| Supplied data |

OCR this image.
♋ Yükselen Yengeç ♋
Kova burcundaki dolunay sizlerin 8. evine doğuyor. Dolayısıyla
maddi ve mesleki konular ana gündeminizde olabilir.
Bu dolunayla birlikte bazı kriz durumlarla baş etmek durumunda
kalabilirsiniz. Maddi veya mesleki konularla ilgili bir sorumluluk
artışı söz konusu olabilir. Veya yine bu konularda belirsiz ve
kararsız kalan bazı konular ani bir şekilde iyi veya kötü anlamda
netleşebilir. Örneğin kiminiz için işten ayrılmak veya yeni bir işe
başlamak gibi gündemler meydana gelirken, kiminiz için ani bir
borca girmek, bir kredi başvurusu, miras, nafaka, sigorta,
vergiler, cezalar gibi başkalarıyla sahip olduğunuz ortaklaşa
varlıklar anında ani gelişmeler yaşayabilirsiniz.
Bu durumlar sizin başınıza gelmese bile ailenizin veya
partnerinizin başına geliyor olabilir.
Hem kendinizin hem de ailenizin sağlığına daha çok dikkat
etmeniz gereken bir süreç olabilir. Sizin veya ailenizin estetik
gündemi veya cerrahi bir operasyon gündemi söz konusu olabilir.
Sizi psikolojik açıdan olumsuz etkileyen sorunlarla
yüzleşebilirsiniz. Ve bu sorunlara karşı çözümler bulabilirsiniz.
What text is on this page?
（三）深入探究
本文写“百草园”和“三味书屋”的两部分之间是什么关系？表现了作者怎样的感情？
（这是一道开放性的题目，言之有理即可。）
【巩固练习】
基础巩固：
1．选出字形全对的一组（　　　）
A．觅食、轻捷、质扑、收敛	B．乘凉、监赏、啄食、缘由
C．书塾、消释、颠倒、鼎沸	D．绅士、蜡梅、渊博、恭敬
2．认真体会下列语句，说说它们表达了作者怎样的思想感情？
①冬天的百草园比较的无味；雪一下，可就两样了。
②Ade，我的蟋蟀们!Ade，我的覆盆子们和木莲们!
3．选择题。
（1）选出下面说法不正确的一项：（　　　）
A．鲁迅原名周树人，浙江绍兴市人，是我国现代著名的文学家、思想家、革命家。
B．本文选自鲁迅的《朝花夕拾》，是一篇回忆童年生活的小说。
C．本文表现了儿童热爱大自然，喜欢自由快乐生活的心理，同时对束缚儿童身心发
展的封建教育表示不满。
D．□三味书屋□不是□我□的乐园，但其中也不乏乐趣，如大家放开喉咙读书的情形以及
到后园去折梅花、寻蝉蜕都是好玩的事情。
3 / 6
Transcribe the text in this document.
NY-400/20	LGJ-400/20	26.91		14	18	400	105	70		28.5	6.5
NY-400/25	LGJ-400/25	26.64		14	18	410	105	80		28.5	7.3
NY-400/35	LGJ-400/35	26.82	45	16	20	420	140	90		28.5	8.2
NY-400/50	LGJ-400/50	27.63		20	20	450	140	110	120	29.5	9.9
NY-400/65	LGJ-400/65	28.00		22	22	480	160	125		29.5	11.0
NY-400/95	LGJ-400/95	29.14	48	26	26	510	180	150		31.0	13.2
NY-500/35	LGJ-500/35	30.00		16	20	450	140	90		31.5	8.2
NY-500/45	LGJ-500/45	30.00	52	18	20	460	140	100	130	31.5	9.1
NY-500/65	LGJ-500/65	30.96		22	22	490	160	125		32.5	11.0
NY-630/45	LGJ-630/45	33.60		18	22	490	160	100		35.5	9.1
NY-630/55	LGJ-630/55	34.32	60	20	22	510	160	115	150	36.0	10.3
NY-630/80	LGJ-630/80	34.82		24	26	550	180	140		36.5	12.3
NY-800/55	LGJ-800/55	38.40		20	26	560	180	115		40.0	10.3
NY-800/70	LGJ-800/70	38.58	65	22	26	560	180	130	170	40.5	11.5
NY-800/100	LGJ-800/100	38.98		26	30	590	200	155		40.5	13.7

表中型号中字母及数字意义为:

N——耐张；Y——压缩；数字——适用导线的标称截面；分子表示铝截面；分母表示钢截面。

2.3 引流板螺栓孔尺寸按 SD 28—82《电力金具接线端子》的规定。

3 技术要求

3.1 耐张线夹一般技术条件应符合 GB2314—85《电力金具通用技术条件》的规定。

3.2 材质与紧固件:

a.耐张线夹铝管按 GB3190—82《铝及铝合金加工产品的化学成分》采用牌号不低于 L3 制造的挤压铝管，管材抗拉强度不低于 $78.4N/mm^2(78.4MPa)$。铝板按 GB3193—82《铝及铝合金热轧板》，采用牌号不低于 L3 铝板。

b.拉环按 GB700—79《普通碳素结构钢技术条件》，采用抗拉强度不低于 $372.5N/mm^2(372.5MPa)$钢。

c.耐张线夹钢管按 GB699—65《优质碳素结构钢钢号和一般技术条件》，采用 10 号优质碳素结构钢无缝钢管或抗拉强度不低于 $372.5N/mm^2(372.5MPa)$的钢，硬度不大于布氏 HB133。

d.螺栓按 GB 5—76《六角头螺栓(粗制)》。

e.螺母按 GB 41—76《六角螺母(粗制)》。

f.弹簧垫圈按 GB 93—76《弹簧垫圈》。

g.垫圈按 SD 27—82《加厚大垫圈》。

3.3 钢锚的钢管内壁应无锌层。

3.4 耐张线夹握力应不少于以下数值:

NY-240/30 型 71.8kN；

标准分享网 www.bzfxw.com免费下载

| Aim |
Extract the complete listing above, reproducing each line exactly.

| Response |
OCR this image.
♋ Yükselen Yengeç ♋
Kova burcundaki dolunay sizlerin 8. evine doğuyor. Dolayısıyla
maddi ve mesleki konular ana gündeminizde olabilir.
Bu dolunayla birlikte bazı kriz durumlarla baş etmek durumunda
kalabilirsiniz. Maddi veya mesleki konularla ilgili bir sorumluluk
artışı söz konusu olabilir. Veya yine bu konularda belirsiz ve
kararsız kalan bazı konular ani bir şekilde iyi veya kötü anlamda
netleşebilir. Örneğin kiminiz için işten ayrılmak veya yeni bir işe
başlamak gibi gündemler meydana gelirken, kiminiz için ani bir
borca girmek, bir kredi başvurusu, miras, nafaka, sigorta,
vergiler, cezalar gibi başkalarıyla sahip olduğunuz ortaklaşa
varlıklar anında ani gelişmeler yaşayabilirsiniz.
Bu durumlar sizin başınıza gelmese bile ailenizin veya
partnerinizin başına geliyor olabilir.
Hem kendinizin hem de ailenizin sağlığına daha çok dikkat
etmeniz gereken bir süreç olabilir. Sizin veya ailenizin estetik
gündemi veya cerrahi bir operasyon gündemi söz konusu olabilir.
Sizi psikolojik açıdan olumsuz etkileyen sorunlarla
yüzleşebilirsiniz. Ve bu sorunlara karşı çözümler bulabilirsiniz.
What text is on this page?
（三）深入探究
本文写“百草园”和“三味书屋”的两部分之间是什么关系？表现了作者怎样的感情？
（这是一道开放性的题目，言之有理即可。）
【巩固练习】
基础巩固：
1．选出字形全对的一组（　　　）
A．觅食、轻捷、质扑、收敛	B．乘凉、监赏、啄食、缘由
C．书塾、消释、颠倒、鼎沸	D．绅士、蜡梅、渊博、恭敬
2．认真体会下列语句，说说它们表达了作者怎样的思想感情？
①冬天的百草园比较的无味；雪一下，可就两样了。
②Ade，我的蟋蟀们!Ade，我的覆盆子们和木莲们!
3．选择题。
（1）选出下面说法不正确的一项：（　　　）
A．鲁迅原名周树人，浙江绍兴市人，是我国现代著名的文学家、思想家、革命家。
B．本文选自鲁迅的《朝花夕拾》，是一篇回忆童年生活的小说。
C．本文表现了儿童热爱大自然，喜欢自由快乐生活的心理，同时对束缚儿童身心发
展的封建教育表示不满。
D．□三味书屋□不是□我□的乐园，但其中也不乏乐趣，如大家放开喉咙读书的情形以及
到后园去折梅花、寻蝉蜕都是好玩的事情。
3 / 6
Transcribe the text in this document.
NY-400/20	LGJ-400/20	26.91		14	18	400	105	70		28.5	6.5
NY-400/25	LGJ-400/25	26.64		14	18	410	105	80		28.5	7.3
NY-400/35	LGJ-400/35	26.82	45	16	20	420	140	90		28.5	8.2
NY-400/50	LGJ-400/50	27.63		20	20	450	140	110	120	29.5	9.9
NY-400/65	LGJ-400/65	28.00		22	22	480	160	125		29.5	11.0
NY-400/95	LGJ-400/95	29.14	48	26	26	510	180	150		31.0	13.2
NY-500/35	LGJ-500/35	30.00		16	20	450	140	90		31.5	8.2
NY-500/45	LGJ-500/45	30.00	52	18	20	460	140	100	130	31.5	9.1
NY-500/65	LGJ-500/65	30.96		22	22	490	160	125		32.5	11.0
NY-630/45	LGJ-630/45	33.60		18	22	490	160	100		35.5	9.1
NY-630/55	LGJ-630/55	34.32	60	20	22	510	160	115	150	36.0	10.3
NY-630/80	LGJ-630/80	34.82		24	26	550	180	140		36.5	12.3
NY-800/55	LGJ-800/55	38.40		20	26	560	180	115		40.0	10.3
NY-800/70	LGJ-800/70	38.58	65	22	26	560	180	130	170	40.5	11.5
NY-800/100	LGJ-800/100	38.98		26	30	590	200	155		40.5	13.7

表中型号中字母及数字意义为:

N——耐张；Y——压缩；数字——适用导线的标称截面；分子表示铝截面；分母表示钢截面。

2.3 引流板螺栓孔尺寸按 SD 28—82《电力金具接线端子》的规定。

3 技术要求

3.1 耐张线夹一般技术条件应符合 GB2314—85《电力金具通用技术条件》的规定。

3.2 材质与紧固件:

a.耐张线夹铝管按 GB3190—82《铝及铝合金加工产品的化学成分》采用牌号不低于 L3 制造的挤压铝管，管材抗拉强度不低于 $78.4N/mm^2(78.4MPa)$。铝板按 GB3193—82《铝及铝合金热轧板》，采用牌号不低于 L3 铝板。

b.拉环按 GB700—79《普通碳素结构钢技术条件》，采用抗拉强度不低于 $372.5N/mm^2(372.5MPa)$钢。

c.耐张线夹钢管按 GB699—65《优质碳素结构钢钢号和一般技术条件》，采用 10 号优质碳素结构钢无缝钢管或抗拉强度不低于 $372.5N/mm^2(372.5MPa)$的钢，硬度不大于布氏 HB133。

d.螺栓按 GB 5—76《六角头螺栓(粗制)》。

e.螺母按 GB 41—76《六角螺母(粗制)》。

f.弹簧垫圈按 GB 93—76《弹簧垫圈》。

g.垫圈按 SD 27—82《加厚大垫圈》。

3.3 钢锚的钢管内壁应无锌层。

3.4 耐张线夹握力应不少于以下数值:

NY-240/30 型 71.8kN；

标准分享网 www.bzfxw.com免费下载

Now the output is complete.